La Cienega Boulevard is a major north–south arterial road that runs between El Segundo Boulevard in Hawthorne, California on the south and the Sunset Strip/Sunset Boulevard in West Hollywood to the north. It was named for Rancho Las Cienegas, literally "The Ranch Of The Swamps," an area of marshland south of Rancho La Brea.

Route description
From south of Fairview Boulevard and from north of Obama Boulevard (formerly Rodeo Road) La Cienega Boulevard is a regular surface street and one of Hollywood's major thoroughfares.  Offices for A&E Network, The History Channel and the Academy of Motion Picture Arts and Sciences are located on La Cienega as were the studios of Citadel Broadcasting flagships KABC and KLOS, two of Los Angeles' biggest radio stations, which were demolished for an apartment and shopping complex, currently under construction. A portion of La Cienega in and adjacent to Beverly Hills is known as "Restaurant Row" for its large number of upscale restaurants.  South of Olympic, La Cienega through between the Pico-Robertson and South Carthay neighborhoods in West Los Angeles and through the Crestview neighborhood in West Los Angeles into Culver City and is known for its large number of automotive-related business including several used car dealerships and many body shops and auto mechanics.

It continues south passing Interstate 10, and the Metro Expo Line. 

It is unusual among Southern California roadways to be built to freeway standards. South of Interstate 10, La Cienega was built to freeway standards in the late 1940s as part of the proposed Laurel Canyon Freeway, part of State Route 170.  The SR 170 freeway was never completed south of U.S. Route 101, and the stretch of La Cienega from just north of Fairview Blvd in Inglewood, through Baldwin Hills and along the Kenneth Hahn State Recreation Area to Obama Boulevard in Los Angeles is a divided, limited access highway with few traffic signals.  As such, emergency call boxes like those found along the area's freeways were installed along that stretch in the early 1970s.

South of Fairview Blvd, La Cienega runs parallel to the 405 freeway and terminates at El Segundo Boulevard in Del Aire along the west side of the freeway. A non-contiguous segment also named La Cienega Blvd runs along the East side of the 405 freeway roughly between El Segundo Blvd and Rosecrans Avenue in the section of Hawthorne also known as Wiseburn, another unincorporated area adjacent to Del Aire. If you look where it curves into 142nd street, the street sign is mislabeled E 142nd street, which is one block north of Rosecrans 

Many years ago, the south end of La Cienega was Anza Avenue.

La Cienega Design Quarter
The area of La Cienega Boulevard, from Beverly Boulevard to Santa Monica Boulevard, and its satellite streets is known as the La Cienega Design Quarter. Its shops and galleries house many antiques, furniture, rugs, accessories and art. Art dealer Felix Landau operated his trend-setting gallery there in the 1960s.

## Work instructions
1. Answer these questions from the La Cienega Boulevard article:
(a) What literal meaning is given for the name of the rancho that La Cienega Boulevard was named for?
(b) When were emergency call boxes installed along the divided, limited-access stretch?
(c) Which art dealer ran a gallery in the La Cienega Design Quarter in the 1960s?
2. Rewrite the passage from the La Cienega Boulevard article that opens with the words containing "It is unusual" and closes with "the early 1970s.", renaming "emergency call boxes" to "roadside emergency phones".

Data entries
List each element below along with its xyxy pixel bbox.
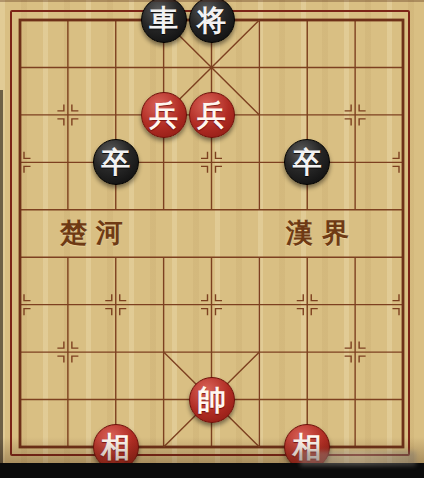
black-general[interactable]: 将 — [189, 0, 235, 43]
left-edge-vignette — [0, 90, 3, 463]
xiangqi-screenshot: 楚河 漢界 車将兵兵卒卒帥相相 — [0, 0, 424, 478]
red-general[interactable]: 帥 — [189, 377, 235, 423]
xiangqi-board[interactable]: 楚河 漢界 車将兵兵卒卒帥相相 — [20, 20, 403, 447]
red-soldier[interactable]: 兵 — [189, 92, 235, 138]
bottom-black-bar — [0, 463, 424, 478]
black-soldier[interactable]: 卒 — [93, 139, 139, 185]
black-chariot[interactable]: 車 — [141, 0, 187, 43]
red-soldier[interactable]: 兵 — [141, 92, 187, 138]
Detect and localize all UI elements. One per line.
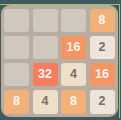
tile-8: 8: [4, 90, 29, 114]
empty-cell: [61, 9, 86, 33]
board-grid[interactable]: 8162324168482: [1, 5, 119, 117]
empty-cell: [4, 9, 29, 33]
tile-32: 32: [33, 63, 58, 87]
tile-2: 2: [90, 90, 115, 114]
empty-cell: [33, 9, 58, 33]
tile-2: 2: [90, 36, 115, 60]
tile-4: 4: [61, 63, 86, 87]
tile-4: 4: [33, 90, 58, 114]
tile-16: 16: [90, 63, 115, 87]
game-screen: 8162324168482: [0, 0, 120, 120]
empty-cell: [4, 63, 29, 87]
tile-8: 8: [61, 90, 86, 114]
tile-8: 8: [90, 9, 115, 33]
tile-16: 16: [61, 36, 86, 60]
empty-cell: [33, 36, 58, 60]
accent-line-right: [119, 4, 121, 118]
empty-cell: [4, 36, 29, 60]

* * *

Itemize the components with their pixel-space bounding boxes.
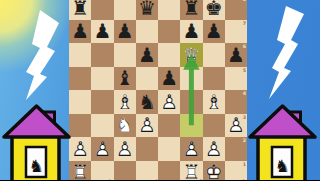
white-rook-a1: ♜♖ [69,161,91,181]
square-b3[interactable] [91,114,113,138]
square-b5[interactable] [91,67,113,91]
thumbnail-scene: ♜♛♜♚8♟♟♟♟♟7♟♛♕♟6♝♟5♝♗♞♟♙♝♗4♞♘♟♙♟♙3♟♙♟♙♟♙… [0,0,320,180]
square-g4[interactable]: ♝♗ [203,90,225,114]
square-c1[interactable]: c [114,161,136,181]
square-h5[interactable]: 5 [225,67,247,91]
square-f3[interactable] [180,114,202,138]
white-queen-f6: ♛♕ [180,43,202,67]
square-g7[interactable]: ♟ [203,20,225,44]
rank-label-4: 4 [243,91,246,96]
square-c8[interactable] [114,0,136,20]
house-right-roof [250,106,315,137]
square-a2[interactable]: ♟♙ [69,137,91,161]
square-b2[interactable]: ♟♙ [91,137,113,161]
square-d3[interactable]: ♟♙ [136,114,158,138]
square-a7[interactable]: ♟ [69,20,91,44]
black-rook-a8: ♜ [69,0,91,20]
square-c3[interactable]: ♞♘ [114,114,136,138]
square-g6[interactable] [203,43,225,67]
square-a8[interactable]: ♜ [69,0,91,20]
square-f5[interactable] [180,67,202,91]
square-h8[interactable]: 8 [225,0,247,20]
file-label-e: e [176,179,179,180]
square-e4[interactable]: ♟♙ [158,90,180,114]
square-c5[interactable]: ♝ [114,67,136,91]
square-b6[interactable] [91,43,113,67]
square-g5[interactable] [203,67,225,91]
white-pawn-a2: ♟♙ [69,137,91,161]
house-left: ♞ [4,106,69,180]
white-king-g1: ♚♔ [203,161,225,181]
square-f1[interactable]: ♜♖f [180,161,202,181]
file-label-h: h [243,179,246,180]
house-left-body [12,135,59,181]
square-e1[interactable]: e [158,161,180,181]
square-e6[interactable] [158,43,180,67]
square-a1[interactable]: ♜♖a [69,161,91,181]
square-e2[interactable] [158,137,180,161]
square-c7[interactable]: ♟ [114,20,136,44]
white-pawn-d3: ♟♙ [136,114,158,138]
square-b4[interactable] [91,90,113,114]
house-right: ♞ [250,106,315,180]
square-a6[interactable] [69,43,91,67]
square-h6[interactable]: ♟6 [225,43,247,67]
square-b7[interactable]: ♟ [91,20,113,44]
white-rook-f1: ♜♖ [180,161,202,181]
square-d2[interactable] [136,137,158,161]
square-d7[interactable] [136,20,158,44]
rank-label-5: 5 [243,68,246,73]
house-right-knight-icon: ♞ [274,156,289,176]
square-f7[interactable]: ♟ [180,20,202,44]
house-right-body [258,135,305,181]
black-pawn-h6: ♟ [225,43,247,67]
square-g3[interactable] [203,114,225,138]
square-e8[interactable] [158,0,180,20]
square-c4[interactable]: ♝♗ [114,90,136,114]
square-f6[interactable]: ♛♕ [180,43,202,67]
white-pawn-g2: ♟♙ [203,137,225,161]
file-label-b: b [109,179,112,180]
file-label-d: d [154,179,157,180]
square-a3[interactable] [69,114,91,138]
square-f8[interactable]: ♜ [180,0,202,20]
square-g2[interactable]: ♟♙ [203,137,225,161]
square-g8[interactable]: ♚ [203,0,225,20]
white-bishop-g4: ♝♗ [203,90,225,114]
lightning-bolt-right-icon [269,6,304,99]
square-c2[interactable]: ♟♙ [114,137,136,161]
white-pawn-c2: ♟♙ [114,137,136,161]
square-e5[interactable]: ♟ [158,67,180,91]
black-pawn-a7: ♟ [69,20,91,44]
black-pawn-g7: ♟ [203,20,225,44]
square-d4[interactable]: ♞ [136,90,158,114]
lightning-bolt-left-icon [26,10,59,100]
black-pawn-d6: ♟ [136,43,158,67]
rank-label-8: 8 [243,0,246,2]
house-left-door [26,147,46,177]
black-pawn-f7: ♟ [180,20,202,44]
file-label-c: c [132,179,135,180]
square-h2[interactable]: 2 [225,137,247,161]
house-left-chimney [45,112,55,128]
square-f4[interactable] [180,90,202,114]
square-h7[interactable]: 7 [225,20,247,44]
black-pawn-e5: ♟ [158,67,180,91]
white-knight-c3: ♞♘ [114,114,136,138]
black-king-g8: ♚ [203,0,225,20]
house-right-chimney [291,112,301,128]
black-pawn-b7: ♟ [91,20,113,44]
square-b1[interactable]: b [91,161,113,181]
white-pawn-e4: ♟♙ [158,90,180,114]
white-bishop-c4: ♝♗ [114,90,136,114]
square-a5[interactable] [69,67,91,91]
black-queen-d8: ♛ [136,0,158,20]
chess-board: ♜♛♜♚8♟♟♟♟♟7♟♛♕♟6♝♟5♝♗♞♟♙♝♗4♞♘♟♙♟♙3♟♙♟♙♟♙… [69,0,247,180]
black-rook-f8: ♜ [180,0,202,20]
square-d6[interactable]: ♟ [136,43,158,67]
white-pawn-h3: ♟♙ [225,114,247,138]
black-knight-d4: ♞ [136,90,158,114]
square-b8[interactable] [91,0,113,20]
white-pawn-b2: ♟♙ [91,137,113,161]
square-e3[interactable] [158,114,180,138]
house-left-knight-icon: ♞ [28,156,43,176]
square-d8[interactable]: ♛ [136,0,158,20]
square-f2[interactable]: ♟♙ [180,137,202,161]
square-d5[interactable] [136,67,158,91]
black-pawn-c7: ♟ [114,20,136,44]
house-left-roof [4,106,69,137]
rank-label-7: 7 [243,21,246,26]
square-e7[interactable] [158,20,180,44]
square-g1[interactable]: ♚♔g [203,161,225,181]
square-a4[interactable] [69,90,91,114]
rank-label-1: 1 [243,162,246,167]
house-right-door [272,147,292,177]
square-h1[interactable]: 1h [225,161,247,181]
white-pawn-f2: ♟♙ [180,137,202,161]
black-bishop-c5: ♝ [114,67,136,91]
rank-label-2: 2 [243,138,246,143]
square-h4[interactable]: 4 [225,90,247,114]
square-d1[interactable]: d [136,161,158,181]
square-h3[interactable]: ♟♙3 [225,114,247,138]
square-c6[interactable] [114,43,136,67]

## Solutions to the problems
1.
(a) "The Ranch Of The Swamps"
(b) In the early 1970s
(c) Felix Landau

2.
It is unusual among Southern California roadways to be built to freeway standards. South of Interstate 10, La Cienega was built to freeway standards in the late 1940s as part of the proposed Laurel Canyon Freeway, part of State Route 170.  The SR 170 freeway was never completed south of U.S. Route 101, and the stretch of La Cienega from just north of Fairview Blvd in Inglewood, through Baldwin Hills and along the Kenneth Hahn State Recreation Area to Obama Boulevard in Los Angeles is a divided, limited access highway with few traffic signals.  As such, roadside emergency phones like those found along the area's freeways were installed along that stretch in the early 1970s.